WHAT THE TASK REQUIRES: Find all lines in the records that include the word "page", and copy them out.

=-=-=-=-=

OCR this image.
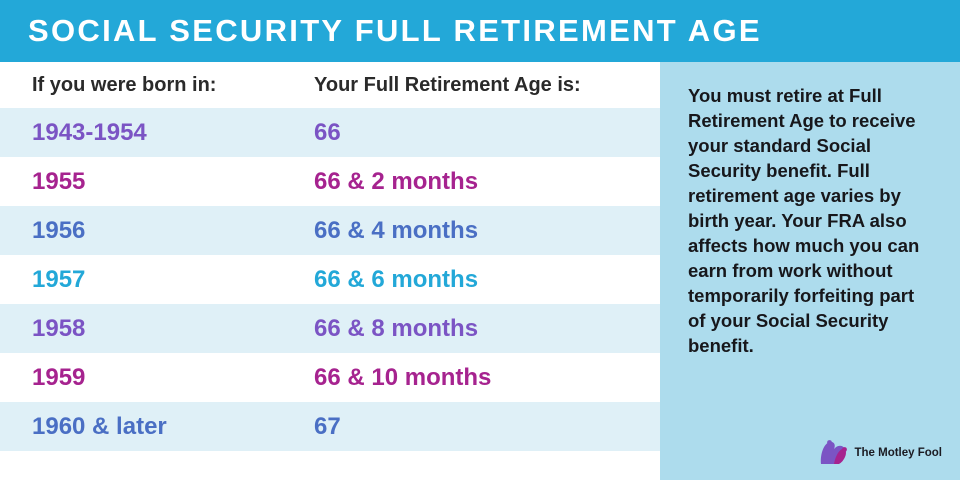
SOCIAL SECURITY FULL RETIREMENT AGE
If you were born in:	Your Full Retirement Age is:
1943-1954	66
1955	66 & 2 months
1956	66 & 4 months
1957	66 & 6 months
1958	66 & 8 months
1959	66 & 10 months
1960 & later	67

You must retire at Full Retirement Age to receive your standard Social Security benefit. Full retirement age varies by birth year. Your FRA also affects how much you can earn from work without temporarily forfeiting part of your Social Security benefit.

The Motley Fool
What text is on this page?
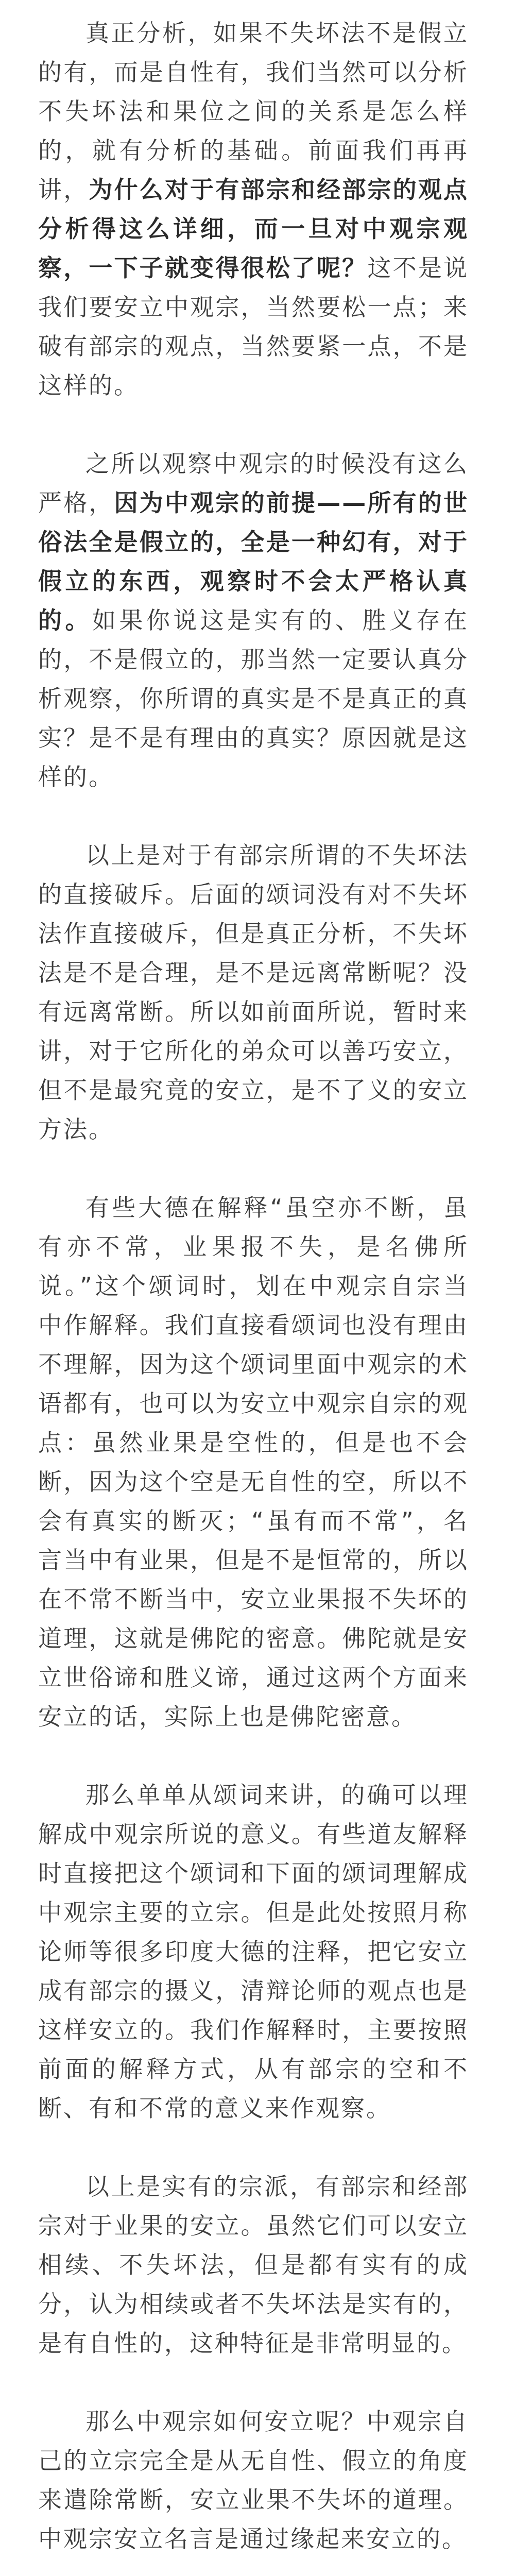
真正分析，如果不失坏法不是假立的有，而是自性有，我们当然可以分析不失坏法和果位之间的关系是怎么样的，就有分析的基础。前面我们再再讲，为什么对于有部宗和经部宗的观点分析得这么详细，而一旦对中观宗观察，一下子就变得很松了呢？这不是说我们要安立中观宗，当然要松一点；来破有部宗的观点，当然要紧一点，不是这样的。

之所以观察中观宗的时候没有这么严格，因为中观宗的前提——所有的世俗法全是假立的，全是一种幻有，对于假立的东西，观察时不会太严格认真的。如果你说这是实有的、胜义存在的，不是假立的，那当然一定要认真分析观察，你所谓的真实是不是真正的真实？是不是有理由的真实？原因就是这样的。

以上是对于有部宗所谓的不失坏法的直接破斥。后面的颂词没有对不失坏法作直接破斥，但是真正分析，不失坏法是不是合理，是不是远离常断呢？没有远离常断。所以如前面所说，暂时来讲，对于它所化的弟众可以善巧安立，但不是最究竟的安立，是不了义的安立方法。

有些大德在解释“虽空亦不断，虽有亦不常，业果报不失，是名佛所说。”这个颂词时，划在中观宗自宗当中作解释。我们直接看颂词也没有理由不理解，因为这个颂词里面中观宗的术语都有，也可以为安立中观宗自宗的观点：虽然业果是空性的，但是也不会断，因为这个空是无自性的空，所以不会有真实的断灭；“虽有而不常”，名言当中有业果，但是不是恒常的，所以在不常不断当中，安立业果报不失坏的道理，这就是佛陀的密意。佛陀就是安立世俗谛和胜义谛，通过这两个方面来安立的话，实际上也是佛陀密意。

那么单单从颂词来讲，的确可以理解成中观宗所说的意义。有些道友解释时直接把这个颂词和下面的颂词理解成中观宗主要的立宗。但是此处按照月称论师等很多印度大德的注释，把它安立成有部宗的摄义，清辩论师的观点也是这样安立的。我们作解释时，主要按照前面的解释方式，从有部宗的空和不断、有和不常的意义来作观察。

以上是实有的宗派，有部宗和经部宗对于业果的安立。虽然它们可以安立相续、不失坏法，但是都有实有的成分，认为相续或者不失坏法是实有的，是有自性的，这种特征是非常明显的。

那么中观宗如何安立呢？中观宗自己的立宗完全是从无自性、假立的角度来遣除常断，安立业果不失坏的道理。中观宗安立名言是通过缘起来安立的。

=-=-=-=-=

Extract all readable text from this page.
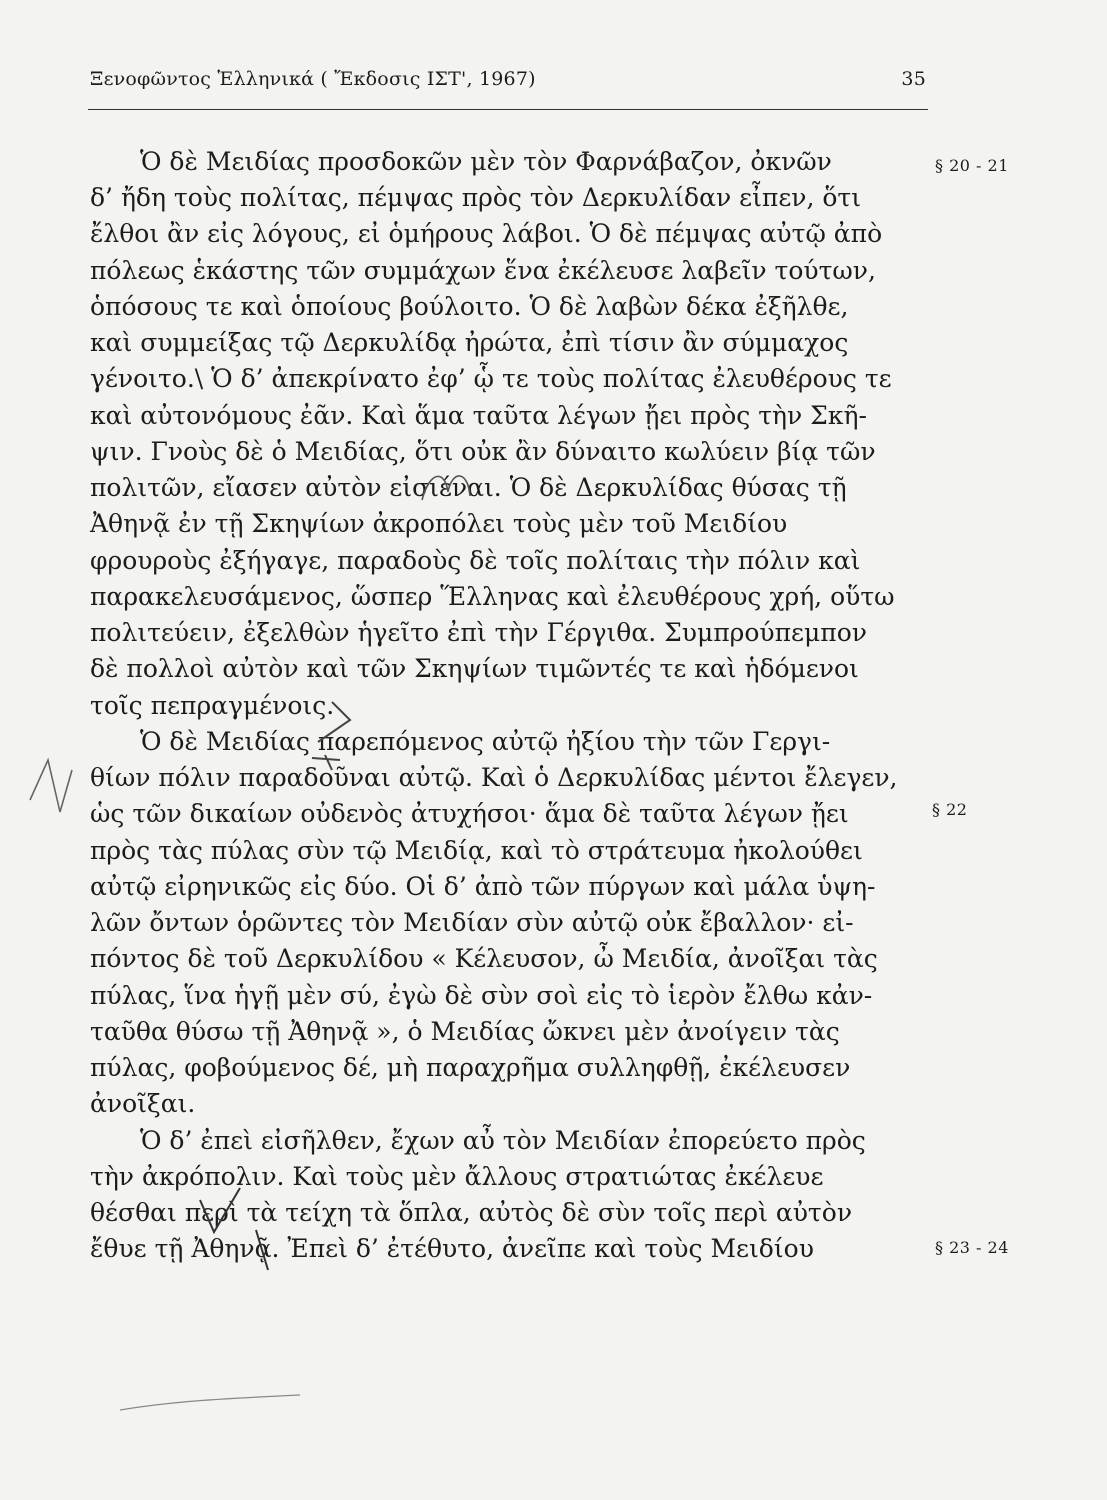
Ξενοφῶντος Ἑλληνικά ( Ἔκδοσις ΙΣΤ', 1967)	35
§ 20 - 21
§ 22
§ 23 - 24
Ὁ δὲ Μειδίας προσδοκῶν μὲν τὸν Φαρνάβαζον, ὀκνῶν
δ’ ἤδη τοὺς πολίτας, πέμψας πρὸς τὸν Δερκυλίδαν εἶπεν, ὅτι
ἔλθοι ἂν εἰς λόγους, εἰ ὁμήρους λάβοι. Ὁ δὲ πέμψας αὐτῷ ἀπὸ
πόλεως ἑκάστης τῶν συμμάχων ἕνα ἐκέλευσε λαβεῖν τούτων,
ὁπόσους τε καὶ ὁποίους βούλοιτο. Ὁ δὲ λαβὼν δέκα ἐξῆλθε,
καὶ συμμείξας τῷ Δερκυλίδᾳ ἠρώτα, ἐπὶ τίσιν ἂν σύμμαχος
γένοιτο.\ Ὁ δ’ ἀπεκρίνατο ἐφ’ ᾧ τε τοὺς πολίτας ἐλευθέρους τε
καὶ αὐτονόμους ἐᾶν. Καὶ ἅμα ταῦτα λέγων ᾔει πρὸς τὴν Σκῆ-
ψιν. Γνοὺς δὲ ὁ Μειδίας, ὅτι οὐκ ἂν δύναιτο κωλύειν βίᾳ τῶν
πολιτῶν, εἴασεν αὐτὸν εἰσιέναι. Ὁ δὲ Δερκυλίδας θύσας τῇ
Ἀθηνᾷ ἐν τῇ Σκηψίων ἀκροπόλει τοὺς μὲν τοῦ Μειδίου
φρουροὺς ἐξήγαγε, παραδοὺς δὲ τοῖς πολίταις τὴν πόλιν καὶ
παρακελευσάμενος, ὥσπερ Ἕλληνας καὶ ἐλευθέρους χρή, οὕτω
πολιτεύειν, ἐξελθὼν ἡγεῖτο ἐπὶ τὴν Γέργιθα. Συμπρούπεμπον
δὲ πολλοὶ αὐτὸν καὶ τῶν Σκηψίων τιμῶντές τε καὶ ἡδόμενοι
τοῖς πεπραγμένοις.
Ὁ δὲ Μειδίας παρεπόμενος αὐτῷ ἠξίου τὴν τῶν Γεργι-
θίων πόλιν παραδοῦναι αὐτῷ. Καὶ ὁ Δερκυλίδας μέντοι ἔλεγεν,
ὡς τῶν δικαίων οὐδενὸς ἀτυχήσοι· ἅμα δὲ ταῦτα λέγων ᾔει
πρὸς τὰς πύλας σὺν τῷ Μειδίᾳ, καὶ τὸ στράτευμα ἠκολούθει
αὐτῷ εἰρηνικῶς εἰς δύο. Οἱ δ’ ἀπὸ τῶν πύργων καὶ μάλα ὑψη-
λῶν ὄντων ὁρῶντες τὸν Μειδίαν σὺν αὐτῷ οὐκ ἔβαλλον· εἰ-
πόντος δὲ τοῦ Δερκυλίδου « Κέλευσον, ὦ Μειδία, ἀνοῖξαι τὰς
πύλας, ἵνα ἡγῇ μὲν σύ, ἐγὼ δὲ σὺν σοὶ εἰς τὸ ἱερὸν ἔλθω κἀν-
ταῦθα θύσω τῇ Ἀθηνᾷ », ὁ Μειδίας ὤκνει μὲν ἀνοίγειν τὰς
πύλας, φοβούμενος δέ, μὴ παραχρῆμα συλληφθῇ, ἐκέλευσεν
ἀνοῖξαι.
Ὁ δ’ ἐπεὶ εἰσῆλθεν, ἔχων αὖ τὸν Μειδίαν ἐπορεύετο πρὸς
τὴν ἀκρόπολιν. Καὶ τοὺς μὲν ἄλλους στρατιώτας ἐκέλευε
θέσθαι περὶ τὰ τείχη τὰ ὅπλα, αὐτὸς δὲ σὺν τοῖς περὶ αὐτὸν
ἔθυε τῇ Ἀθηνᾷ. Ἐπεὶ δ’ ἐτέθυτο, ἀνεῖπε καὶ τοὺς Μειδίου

=-=-=-=-=

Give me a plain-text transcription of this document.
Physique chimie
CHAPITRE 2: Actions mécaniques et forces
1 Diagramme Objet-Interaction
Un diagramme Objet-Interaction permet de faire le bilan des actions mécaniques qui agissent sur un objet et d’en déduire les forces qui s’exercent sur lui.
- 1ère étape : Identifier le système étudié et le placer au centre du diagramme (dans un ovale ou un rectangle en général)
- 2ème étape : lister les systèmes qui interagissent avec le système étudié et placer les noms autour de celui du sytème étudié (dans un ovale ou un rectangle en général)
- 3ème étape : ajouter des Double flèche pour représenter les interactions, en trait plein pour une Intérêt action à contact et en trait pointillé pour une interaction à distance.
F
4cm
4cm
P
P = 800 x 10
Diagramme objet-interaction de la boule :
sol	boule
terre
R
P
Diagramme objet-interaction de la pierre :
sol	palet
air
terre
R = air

=-=-=-=-=

COMPLETED TASK:
What text is on this page?
Extract all readable text from this page.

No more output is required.